-- EXERCISE OBJECTIVE --
The records below must be output exactly, without pictures.

-- SUPPLIED MATERIAL --
------------------------------------
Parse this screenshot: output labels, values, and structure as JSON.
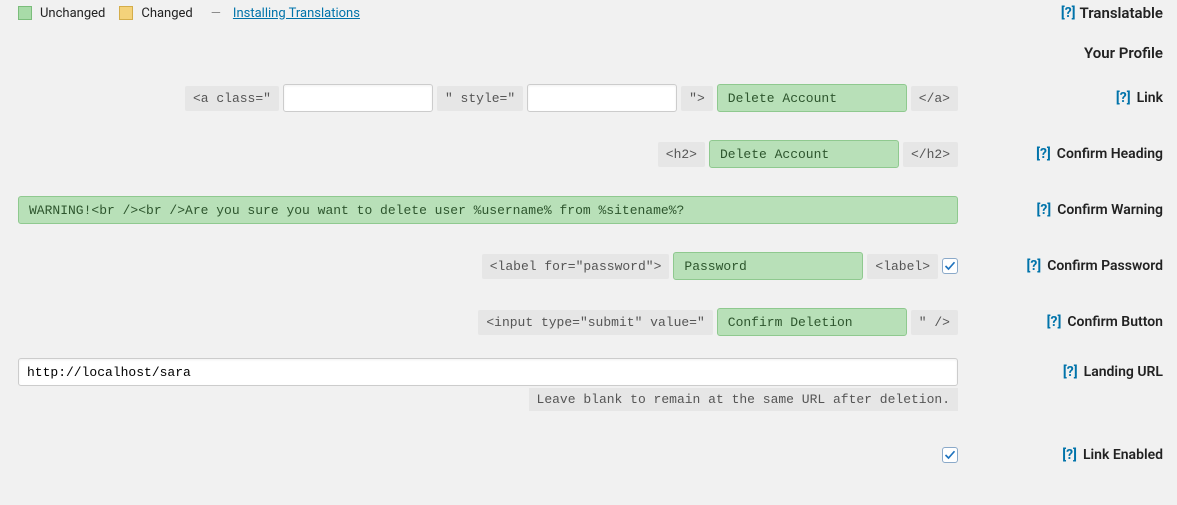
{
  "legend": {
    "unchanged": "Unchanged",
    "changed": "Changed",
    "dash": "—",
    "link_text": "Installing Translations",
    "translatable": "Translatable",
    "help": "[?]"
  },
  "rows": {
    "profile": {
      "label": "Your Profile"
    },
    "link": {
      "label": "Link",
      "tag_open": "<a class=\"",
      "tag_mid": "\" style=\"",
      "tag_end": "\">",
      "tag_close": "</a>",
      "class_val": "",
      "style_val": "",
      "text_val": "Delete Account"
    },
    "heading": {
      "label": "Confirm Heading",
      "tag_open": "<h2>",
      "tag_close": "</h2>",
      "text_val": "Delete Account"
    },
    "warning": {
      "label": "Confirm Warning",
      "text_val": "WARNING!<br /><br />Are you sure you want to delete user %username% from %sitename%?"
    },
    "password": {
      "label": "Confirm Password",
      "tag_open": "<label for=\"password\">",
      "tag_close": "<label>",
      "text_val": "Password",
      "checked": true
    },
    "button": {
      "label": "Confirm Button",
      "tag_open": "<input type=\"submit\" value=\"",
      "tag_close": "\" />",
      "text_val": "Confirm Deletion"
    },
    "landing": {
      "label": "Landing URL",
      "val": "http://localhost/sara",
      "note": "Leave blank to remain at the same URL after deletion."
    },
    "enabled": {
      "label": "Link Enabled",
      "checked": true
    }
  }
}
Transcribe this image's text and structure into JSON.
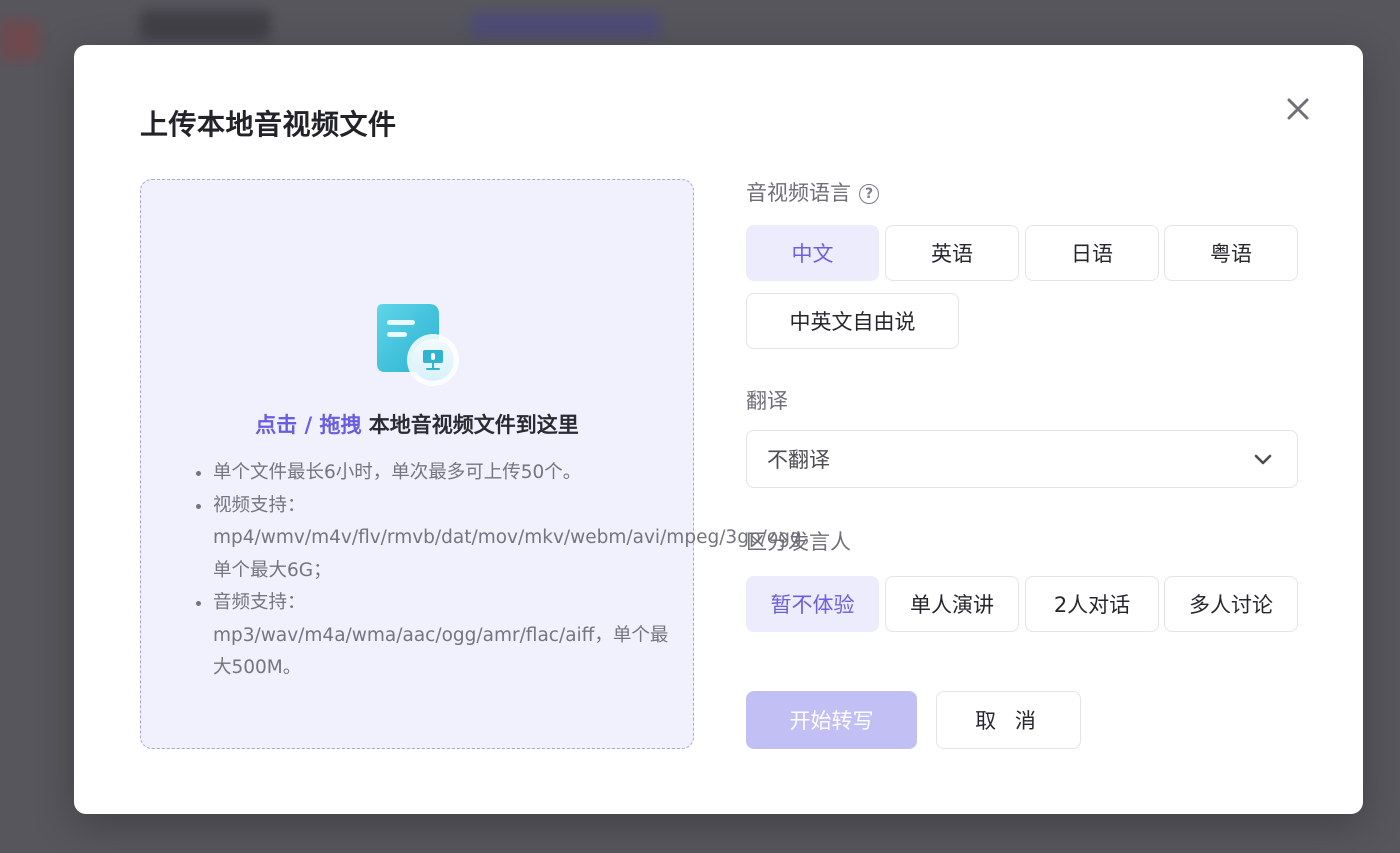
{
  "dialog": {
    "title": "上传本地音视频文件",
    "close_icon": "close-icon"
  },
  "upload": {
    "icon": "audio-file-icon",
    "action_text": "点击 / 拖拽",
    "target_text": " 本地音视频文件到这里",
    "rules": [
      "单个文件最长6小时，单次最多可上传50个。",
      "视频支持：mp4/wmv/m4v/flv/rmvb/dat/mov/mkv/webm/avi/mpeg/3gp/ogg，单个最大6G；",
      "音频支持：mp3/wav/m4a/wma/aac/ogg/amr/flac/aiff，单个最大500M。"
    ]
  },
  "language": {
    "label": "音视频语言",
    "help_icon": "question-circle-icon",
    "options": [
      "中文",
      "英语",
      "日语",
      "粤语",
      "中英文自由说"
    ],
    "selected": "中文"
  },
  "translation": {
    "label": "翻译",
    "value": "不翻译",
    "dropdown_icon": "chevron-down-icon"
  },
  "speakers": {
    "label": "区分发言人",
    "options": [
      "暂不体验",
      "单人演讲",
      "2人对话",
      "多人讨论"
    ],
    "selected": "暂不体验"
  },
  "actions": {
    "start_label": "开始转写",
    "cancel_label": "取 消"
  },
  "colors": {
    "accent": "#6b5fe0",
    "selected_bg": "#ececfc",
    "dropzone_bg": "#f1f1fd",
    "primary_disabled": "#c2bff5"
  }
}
------------------------------------
-- COMPLETED TASK --
Parse this screenshot: output labels, values, and structure as JSON.
{
  "legend": {
    "unchanged": "Unchanged",
    "changed": "Changed",
    "dash": "—",
    "link_text": "Installing Translations",
    "translatable": "Translatable",
    "help": "[?]"
  },
  "rows": {
    "profile": {
      "label": "Your Profile"
    },
    "link": {
      "label": "Link",
      "tag_open": "<a class=\"",
      "tag_mid": "\" style=\"",
      "tag_end": "\">",
      "tag_close": "</a>",
      "class_val": "",
      "style_val": "",
      "text_val": "Delete Account"
    },
    "heading": {
      "label": "Confirm Heading",
      "tag_open": "<h2>",
      "tag_close": "</h2>",
      "text_val": "Delete Account"
    },
    "warning": {
      "label": "Confirm Warning",
      "text_val": "WARNING!<br /><br />Are you sure you want to delete user %username% from %sitename%?"
    },
    "password": {
      "label": "Confirm Password",
      "tag_open": "<label for=\"password\">",
      "tag_close": "<label>",
      "text_val": "Password",
      "checked": true
    },
    "button": {
      "label": "Confirm Button",
      "tag_open": "<input type=\"submit\" value=\"",
      "tag_close": "\" />",
      "text_val": "Confirm Deletion"
    },
    "landing": {
      "label": "Landing URL",
      "val": "http://localhost/sara",
      "note": "Leave blank to remain at the same URL after deletion."
    },
    "enabled": {
      "label": "Link Enabled",
      "checked": true
    }
  }
}
Transcribe this image's text and structure into JSON.
{
  "dialog": {
    "title": "上传本地音视频文件",
    "close_icon": "close-icon"
  },
  "upload": {
    "icon": "audio-file-icon",
    "action_text": "点击 / 拖拽",
    "target_text": " 本地音视频文件到这里",
    "rules": [
      "单个文件最长6小时，单次最多可上传50个。",
      "视频支持：mp4/wmv/m4v/flv/rmvb/dat/mov/mkv/webm/avi/mpeg/3gp/ogg，单个最大6G；",
      "音频支持：mp3/wav/m4a/wma/aac/ogg/amr/flac/aiff，单个最大500M。"
    ]
  },
  "language": {
    "label": "音视频语言",
    "help_icon": "question-circle-icon",
    "options": [
      "中文",
      "英语",
      "日语",
      "粤语",
      "中英文自由说"
    ],
    "selected": "中文"
  },
  "translation": {
    "label": "翻译",
    "value": "不翻译",
    "dropdown_icon": "chevron-down-icon"
  },
  "speakers": {
    "label": "区分发言人",
    "options": [
      "暂不体验",
      "单人演讲",
      "2人对话",
      "多人讨论"
    ],
    "selected": "暂不体验"
  },
  "actions": {
    "start_label": "开始转写",
    "cancel_label": "取 消"
  },
  "colors": {
    "accent": "#6b5fe0",
    "selected_bg": "#ececfc",
    "dropzone_bg": "#f1f1fd",
    "primary_disabled": "#c2bff5"
  }
}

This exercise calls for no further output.